# QUESTIONS TO ANSWER
**a)** According to the movie review, which actor plays the stepson?
**b)** Please carry the movie review forward from its last sentence.
___ TEXT PASSAGE ___
This isn't the kind of movie that could have been saved necessarily by stronger performances - Watts is doing her best to keep above water, and Oliver Platt is there to, uh, deliver lots of clunky exposition about medical stuff and "there's no such thing as ghosts" - but I could have at least seen someone with stronger balls or crazier sensibilities. Here, Charlie Heaton is the son (or, sorry, 'step son', got to continue to say that, god forbid they went for the much more dangerous territory), and he comes off less like someone who could give this a pair of over-the-top magnificence (think 80's Nicolas Cage or early Crispin Glover for example), and is instead like a 2nd rate Dane Dehaan. By the time his 'secret' is revealed it's a) so preposterous that, as it turns out, was actually a *joke sub-plot* on Arrested Development, and b) if it's meant to be serious it doesn't hold up to a shred of scrutiny. Compared to this, this year's The Boy is Hitchcock's Psycho.
___ EXTRACTED ENTRIES ___
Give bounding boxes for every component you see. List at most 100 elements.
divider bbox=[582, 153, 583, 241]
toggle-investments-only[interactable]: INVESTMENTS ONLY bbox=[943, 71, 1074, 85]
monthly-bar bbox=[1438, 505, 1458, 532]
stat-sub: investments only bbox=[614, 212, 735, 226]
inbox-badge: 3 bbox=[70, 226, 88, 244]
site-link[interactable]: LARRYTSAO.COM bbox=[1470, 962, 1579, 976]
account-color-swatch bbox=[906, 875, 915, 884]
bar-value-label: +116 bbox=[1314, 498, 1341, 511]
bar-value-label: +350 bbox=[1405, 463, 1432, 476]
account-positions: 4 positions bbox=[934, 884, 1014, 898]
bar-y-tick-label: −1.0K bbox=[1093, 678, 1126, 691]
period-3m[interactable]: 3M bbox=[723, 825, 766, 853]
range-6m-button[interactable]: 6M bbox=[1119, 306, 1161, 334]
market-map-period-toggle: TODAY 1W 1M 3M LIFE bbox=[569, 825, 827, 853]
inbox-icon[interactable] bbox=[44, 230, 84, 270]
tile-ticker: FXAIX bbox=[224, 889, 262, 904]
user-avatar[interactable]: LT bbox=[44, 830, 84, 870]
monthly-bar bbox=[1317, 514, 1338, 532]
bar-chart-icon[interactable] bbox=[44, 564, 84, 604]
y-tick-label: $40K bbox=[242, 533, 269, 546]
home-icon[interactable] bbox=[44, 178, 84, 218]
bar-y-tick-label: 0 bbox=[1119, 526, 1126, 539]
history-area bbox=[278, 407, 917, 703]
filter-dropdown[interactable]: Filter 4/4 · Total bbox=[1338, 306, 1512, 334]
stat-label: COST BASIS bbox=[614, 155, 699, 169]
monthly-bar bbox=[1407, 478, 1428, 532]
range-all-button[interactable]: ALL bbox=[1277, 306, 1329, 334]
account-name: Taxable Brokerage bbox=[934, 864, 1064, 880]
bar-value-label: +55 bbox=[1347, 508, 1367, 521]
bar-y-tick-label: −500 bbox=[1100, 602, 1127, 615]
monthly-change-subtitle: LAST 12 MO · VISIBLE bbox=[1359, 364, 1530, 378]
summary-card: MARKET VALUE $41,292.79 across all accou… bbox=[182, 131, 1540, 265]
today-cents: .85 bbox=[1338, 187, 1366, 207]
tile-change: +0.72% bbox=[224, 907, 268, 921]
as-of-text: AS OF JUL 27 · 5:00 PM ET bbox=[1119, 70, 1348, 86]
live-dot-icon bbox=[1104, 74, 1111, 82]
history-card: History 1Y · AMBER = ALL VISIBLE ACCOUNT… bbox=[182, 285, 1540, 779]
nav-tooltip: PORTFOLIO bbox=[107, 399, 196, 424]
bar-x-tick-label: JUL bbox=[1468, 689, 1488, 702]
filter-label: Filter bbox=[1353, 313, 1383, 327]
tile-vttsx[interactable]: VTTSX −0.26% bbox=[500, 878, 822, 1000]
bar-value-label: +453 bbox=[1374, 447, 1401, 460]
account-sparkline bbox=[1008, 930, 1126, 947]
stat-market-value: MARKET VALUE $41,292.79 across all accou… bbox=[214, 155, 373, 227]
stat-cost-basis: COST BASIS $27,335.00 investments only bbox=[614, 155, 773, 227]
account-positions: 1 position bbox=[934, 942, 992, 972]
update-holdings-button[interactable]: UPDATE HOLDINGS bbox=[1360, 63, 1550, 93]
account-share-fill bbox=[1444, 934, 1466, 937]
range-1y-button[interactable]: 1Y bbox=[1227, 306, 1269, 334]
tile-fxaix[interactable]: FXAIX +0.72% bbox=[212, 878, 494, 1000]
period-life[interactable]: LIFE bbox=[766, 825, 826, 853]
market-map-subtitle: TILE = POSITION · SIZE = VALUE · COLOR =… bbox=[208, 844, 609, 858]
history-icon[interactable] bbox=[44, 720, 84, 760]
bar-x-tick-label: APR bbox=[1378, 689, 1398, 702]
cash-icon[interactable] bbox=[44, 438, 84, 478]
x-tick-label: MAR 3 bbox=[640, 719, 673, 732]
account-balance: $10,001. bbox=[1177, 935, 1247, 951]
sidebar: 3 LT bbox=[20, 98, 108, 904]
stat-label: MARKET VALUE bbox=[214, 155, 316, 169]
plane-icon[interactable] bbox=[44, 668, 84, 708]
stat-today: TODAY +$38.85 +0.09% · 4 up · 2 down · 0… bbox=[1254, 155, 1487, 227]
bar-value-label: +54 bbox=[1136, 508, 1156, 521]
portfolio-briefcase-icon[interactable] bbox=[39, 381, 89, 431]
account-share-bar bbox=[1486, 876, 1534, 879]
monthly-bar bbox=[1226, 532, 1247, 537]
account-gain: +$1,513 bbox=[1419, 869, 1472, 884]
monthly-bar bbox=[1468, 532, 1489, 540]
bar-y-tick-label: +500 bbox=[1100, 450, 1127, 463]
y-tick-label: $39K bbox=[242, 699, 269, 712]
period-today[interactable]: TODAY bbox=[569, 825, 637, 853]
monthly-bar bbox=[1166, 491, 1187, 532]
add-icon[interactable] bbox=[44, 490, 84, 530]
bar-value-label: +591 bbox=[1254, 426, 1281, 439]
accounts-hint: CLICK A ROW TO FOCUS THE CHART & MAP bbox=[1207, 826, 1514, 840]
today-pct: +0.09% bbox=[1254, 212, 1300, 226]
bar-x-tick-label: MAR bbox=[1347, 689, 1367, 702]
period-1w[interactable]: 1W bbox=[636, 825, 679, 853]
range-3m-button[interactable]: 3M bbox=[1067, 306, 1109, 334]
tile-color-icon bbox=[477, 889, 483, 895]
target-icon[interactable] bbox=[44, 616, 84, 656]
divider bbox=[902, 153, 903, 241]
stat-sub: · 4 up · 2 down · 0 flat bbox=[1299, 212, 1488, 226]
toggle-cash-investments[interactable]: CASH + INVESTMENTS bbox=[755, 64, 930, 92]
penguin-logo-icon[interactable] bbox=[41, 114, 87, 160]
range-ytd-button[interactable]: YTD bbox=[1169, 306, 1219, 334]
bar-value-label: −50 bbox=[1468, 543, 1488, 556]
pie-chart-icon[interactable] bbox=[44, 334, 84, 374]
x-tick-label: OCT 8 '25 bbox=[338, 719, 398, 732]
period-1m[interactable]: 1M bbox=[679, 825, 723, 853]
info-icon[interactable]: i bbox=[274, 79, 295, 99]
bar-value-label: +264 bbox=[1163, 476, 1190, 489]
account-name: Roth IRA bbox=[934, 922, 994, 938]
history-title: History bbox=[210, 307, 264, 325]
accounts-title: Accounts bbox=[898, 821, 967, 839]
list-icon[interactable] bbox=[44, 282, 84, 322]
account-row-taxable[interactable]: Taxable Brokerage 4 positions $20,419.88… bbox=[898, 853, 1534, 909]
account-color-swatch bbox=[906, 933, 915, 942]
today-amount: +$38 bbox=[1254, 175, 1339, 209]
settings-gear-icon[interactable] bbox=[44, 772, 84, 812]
___
# ANSWER SET
**a)** Charlie Heaton

**b)**
But at least The Boy tried to give it a good go with giving good actors some decent dialog, and once it finally went full-stupid it was so mind-blowing as to grab my attention by the throat (the ending, as uproariously silly as it was, at least tried something different). This does nothing different, aside urinate on The Shining and Stephen King in general, and if I wasn't being angry at other times I was nodding off almost about to sleep, which is very hard for me to do given the light and sound of a theater experience. It's not scary, not thrilling, not dramatic, not exciting, not enticing, not well acted (yeah, it's a career low for Watts), and it's not even much of anything. I'd expect it on a ten-pack DVD of bargain basement horror flicks you can get in Wal-Mart, not on over 1,000 screens.